- [LISTED RECORDS]:
Start
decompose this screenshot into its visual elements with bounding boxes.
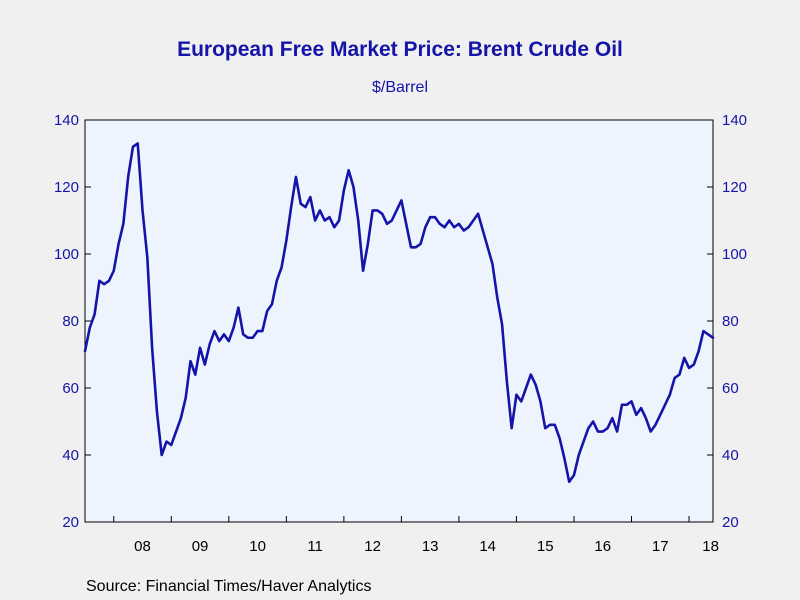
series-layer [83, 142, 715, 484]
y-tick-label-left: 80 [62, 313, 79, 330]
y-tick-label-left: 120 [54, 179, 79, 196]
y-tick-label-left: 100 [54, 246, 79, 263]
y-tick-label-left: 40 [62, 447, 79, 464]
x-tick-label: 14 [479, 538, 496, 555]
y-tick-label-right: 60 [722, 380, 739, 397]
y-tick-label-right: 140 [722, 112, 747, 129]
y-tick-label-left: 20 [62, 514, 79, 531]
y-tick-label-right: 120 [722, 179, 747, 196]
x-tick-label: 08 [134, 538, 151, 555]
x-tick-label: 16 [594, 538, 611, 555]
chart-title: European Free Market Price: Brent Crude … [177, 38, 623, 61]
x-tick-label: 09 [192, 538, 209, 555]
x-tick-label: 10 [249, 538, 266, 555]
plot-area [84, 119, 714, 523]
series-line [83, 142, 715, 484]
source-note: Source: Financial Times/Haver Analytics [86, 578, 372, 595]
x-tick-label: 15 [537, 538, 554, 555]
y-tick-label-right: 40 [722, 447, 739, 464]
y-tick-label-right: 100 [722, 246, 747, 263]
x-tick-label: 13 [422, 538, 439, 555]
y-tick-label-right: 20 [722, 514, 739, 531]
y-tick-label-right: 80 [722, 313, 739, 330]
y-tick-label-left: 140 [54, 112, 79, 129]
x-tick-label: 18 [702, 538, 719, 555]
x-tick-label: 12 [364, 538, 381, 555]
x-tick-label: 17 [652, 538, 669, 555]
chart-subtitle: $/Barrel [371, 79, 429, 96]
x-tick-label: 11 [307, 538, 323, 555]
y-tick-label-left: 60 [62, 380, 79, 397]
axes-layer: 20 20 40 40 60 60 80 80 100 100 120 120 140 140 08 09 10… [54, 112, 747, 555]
End
Start
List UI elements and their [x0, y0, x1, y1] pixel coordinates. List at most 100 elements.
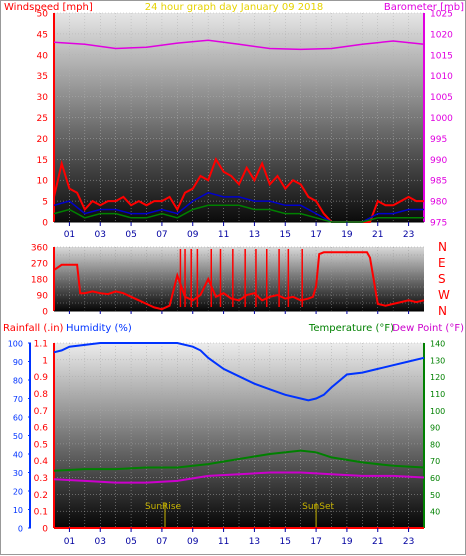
End
- [TASK DIRECTIONS]: Reproduce everything from the line containing "decompose this screenshot" down to the line containing "x-tick-label: 16 [594, 538, 611, 555]" in the data, switching "y-tick-label-right" to "right-axis-label" and keeping all else the same. Leave the pictures out.

- [SOLUTION]:
decompose this screenshot into its visual elements with bounding boxes.
series-layer [83, 142, 715, 484]
y-tick-label-left: 80 [62, 313, 79, 330]
y-tick-label-left: 120 [54, 179, 79, 196]
y-tick-label-left: 100 [54, 246, 79, 263]
y-tick-label-left: 40 [62, 447, 79, 464]
x-tick-label: 14 [479, 538, 496, 555]
right-axis-label: 60 [722, 380, 739, 397]
right-axis-label: 140 [722, 112, 747, 129]
y-tick-label-left: 20 [62, 514, 79, 531]
right-axis-label: 120 [722, 179, 747, 196]
x-tick-label: 08 [134, 538, 151, 555]
x-tick-label: 16 [594, 538, 611, 555]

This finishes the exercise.